Task
Review the material line by line. Identify and copy every line that contains the string "screenshot".

★ ★ ★

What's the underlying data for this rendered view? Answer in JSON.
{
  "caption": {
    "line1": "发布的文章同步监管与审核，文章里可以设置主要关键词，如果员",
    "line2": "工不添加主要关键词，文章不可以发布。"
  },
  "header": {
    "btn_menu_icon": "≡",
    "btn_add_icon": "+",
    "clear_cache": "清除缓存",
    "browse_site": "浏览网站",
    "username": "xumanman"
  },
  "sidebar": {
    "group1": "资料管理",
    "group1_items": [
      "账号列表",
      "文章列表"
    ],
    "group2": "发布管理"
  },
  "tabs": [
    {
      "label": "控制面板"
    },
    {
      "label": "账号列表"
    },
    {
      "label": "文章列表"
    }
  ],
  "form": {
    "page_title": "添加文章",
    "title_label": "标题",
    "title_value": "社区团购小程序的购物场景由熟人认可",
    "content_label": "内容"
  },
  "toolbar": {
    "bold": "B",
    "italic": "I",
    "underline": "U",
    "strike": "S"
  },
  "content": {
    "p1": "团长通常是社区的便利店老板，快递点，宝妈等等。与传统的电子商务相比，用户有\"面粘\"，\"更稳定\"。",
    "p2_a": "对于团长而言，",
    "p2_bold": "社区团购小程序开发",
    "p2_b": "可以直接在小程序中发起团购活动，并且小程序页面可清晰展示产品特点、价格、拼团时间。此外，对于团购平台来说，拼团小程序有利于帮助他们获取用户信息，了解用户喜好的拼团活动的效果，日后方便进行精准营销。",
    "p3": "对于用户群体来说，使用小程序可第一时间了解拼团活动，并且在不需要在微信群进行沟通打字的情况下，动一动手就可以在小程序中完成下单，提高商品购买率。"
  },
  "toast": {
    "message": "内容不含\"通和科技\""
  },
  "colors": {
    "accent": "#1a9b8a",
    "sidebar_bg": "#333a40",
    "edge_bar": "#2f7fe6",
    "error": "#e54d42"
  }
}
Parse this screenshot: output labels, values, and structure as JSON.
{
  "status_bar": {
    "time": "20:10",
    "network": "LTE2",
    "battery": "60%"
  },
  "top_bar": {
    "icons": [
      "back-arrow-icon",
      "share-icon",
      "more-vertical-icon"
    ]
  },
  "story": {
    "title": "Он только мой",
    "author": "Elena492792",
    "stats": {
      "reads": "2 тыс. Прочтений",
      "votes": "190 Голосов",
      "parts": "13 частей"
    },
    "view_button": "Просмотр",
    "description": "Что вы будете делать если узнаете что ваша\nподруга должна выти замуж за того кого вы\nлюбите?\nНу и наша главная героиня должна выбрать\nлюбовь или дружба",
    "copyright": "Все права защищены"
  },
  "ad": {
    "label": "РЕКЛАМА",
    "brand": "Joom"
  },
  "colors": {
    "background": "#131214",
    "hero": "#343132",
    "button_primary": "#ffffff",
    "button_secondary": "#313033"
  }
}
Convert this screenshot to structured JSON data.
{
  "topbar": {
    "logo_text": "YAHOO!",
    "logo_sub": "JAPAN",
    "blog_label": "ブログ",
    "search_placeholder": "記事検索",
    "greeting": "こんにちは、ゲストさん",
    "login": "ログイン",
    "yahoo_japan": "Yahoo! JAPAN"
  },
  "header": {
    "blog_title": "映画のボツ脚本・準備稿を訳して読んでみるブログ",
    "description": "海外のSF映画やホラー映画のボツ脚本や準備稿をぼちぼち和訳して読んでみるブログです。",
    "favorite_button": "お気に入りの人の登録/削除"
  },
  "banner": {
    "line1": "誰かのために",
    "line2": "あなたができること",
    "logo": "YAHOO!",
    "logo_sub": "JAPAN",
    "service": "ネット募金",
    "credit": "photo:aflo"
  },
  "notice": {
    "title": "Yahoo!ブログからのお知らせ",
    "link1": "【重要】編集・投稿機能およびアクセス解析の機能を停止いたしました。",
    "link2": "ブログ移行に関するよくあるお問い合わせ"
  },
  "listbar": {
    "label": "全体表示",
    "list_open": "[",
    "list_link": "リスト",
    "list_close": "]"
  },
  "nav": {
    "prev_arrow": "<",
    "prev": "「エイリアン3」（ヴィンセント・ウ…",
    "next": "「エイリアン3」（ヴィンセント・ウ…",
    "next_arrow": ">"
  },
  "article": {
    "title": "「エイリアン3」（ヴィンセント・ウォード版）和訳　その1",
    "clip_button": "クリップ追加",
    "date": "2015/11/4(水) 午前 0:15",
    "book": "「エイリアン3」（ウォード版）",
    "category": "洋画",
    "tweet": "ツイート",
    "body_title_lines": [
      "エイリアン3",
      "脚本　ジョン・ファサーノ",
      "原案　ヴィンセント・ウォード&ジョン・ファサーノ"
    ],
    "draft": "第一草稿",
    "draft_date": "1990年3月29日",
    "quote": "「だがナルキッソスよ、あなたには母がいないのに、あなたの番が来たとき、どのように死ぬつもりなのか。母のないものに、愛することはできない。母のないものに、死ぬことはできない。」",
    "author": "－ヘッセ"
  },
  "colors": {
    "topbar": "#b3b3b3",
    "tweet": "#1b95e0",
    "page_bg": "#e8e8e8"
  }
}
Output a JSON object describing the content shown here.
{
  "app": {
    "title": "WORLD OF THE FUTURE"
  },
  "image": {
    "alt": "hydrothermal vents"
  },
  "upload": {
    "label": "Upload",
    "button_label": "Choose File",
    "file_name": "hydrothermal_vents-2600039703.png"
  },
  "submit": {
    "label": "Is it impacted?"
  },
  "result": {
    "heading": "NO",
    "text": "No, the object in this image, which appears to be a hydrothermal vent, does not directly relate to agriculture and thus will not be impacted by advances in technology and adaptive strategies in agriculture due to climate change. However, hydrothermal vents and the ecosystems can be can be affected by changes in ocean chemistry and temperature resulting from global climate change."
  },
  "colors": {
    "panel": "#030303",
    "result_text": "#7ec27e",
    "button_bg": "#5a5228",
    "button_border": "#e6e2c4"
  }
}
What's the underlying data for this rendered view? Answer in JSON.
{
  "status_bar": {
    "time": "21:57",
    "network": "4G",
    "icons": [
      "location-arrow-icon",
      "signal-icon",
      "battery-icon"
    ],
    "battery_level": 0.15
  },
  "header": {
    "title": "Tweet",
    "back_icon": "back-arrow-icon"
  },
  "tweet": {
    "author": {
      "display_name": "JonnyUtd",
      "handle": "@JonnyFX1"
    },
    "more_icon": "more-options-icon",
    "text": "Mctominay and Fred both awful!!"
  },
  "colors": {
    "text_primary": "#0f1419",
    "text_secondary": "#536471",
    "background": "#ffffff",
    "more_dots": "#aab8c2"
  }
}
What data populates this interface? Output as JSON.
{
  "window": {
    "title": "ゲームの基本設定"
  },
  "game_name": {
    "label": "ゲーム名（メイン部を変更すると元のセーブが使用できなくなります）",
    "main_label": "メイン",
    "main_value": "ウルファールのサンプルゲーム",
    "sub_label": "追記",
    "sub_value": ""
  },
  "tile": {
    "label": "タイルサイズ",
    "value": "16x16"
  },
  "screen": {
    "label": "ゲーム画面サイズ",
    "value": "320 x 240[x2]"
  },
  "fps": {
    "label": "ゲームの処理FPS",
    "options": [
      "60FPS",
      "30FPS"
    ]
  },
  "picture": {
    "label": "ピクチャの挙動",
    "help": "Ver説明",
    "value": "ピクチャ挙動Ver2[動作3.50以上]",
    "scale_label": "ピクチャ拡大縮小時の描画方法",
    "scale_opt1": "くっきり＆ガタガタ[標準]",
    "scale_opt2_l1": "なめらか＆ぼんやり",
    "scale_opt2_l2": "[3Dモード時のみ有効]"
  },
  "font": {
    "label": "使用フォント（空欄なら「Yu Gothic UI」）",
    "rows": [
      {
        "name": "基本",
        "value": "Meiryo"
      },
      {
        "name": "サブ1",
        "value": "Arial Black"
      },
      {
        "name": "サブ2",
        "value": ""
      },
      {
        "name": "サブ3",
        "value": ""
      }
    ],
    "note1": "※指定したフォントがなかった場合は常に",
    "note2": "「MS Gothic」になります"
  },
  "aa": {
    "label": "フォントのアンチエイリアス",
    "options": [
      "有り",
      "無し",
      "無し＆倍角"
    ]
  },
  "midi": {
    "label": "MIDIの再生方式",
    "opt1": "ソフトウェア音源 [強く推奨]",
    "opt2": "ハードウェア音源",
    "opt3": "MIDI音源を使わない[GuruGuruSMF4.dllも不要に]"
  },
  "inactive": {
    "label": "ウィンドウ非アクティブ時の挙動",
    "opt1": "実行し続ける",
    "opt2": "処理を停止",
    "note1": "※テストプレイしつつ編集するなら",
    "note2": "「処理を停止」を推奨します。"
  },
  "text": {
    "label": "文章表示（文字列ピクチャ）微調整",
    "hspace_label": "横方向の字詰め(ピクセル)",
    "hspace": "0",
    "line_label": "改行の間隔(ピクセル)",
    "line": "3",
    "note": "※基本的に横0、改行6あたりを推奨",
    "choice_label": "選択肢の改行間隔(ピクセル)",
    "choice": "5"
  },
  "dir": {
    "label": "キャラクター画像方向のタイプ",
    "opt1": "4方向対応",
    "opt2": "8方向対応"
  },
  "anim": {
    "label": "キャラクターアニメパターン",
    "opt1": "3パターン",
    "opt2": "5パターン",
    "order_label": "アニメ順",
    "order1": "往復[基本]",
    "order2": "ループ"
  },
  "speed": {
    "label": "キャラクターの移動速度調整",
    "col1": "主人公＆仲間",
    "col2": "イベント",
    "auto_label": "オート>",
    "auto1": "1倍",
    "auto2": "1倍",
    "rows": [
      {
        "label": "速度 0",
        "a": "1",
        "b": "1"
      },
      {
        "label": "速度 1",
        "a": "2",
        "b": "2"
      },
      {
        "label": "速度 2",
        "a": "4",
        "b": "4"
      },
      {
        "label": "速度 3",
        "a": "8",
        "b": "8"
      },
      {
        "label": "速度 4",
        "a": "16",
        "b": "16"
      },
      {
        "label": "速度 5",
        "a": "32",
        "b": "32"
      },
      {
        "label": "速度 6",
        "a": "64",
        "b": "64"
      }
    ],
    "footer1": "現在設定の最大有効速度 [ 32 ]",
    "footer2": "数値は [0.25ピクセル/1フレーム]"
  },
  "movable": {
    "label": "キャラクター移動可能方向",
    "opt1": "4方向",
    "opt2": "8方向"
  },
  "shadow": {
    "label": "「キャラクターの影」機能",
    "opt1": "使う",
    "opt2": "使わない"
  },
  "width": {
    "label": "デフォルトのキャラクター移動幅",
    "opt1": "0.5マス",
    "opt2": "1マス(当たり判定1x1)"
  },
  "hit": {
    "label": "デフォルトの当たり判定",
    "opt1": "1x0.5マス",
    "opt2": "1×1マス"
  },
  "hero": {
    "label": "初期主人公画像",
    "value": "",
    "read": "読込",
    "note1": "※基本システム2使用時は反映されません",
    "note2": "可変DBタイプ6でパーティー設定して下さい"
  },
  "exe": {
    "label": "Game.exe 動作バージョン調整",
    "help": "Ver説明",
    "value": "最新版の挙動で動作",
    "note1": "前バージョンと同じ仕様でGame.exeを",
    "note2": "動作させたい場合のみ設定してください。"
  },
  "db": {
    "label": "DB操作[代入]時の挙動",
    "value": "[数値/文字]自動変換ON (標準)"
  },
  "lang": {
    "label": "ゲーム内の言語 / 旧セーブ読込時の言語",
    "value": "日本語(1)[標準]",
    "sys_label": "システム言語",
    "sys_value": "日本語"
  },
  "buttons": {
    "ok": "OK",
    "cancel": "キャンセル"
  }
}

★ ★ ★

Full answer
Parse this screenshot: output labels, values, and structure as JSON.
Convert this screenshot to structured JSON data.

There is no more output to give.